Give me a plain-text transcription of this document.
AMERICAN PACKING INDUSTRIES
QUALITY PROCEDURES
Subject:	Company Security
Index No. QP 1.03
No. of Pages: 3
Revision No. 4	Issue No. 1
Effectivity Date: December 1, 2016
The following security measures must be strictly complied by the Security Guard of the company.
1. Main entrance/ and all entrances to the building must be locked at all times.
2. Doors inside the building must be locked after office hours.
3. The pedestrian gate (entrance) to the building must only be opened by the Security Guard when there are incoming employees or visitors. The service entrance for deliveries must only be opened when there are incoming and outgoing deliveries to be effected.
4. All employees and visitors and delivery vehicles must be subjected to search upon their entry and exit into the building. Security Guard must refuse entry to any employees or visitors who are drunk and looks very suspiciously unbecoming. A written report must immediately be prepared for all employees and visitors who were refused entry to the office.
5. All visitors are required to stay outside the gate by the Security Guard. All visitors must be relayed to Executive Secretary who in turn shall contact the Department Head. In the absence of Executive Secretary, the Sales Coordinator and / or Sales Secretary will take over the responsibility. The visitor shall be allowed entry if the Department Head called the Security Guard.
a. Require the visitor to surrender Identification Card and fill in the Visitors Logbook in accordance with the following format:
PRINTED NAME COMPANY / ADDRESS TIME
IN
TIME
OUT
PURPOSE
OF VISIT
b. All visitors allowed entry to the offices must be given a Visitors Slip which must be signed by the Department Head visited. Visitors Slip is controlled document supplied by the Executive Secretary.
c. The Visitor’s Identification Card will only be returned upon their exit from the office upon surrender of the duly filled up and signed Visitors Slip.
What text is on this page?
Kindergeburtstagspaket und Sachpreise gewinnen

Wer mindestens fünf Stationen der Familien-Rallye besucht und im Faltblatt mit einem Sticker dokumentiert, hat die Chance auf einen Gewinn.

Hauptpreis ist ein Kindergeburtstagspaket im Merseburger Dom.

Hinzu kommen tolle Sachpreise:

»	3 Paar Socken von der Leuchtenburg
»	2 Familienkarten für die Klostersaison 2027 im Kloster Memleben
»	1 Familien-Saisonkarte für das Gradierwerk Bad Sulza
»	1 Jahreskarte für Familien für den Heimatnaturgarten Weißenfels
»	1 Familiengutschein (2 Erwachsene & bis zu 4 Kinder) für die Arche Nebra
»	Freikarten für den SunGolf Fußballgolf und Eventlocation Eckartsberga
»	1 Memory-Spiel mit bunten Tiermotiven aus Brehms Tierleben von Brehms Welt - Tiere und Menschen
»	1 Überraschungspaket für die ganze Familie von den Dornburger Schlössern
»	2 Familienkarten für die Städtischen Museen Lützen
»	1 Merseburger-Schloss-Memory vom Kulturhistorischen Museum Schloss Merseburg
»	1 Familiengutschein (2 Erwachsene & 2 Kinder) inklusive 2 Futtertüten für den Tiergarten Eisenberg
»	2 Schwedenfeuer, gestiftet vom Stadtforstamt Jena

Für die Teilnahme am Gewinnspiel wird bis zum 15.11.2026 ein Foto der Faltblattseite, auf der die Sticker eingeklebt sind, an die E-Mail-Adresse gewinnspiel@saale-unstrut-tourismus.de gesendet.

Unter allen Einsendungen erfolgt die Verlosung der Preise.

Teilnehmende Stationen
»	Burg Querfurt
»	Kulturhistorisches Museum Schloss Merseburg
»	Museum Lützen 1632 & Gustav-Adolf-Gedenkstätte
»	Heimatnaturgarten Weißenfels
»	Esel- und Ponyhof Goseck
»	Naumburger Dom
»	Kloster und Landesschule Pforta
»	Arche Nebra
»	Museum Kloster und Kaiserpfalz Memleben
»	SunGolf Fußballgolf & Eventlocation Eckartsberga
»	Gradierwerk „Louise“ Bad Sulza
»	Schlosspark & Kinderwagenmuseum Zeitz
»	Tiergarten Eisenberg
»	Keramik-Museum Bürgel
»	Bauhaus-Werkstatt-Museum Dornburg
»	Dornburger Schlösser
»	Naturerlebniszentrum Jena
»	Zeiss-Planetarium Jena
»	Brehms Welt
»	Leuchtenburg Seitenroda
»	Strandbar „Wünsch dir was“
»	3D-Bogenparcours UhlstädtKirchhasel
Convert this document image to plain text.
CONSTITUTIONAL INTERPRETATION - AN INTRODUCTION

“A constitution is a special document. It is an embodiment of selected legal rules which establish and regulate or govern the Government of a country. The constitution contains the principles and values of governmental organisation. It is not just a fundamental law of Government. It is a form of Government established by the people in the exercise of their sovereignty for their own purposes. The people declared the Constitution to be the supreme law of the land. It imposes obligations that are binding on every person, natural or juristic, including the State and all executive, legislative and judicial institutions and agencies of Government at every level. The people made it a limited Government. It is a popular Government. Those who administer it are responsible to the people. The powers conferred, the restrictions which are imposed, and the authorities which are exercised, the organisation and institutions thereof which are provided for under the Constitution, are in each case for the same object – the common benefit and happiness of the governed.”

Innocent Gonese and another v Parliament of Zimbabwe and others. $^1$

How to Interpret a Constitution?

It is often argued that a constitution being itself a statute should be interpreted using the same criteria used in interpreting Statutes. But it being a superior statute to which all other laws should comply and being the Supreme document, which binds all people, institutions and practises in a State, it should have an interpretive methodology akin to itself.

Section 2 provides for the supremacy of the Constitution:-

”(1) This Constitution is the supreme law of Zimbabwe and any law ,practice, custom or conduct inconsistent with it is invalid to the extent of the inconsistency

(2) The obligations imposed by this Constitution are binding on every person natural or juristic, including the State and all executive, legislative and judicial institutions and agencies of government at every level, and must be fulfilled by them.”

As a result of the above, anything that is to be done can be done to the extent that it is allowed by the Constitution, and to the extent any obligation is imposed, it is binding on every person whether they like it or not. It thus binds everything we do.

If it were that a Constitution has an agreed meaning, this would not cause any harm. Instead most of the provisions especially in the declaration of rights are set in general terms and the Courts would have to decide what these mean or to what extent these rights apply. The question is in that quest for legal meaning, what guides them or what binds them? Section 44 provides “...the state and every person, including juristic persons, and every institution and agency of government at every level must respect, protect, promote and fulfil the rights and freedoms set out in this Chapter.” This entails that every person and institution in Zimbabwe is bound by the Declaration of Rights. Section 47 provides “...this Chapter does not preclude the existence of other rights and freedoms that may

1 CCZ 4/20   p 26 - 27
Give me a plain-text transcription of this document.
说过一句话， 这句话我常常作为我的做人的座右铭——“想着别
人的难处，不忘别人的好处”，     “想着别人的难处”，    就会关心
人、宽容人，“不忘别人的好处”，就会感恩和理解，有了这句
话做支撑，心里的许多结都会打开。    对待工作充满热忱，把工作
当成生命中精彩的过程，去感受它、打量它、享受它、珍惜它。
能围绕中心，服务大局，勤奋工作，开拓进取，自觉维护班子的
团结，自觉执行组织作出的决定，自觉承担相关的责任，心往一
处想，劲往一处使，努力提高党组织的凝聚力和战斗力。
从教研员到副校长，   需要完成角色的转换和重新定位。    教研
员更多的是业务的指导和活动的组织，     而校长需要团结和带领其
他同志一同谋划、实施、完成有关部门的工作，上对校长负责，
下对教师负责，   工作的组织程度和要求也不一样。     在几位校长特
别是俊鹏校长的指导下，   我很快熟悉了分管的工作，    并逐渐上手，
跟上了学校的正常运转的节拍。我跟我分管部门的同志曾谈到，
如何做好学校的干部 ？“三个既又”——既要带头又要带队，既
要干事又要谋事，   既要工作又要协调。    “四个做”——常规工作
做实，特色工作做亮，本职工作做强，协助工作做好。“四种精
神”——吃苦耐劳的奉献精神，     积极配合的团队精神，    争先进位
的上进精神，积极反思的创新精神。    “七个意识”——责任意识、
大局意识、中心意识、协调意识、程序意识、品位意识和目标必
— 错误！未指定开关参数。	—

# WORK INSTRUCTIONS:
Scan the material for lines with the word "following", and copy each line you find.

# EXPECTED ANSWER:
The following security measures must be strictly complied by the Security Guard of the company.
a. Require the visitor to surrender Identification Card and fill in the Visitors Logbook in accordance with the following format:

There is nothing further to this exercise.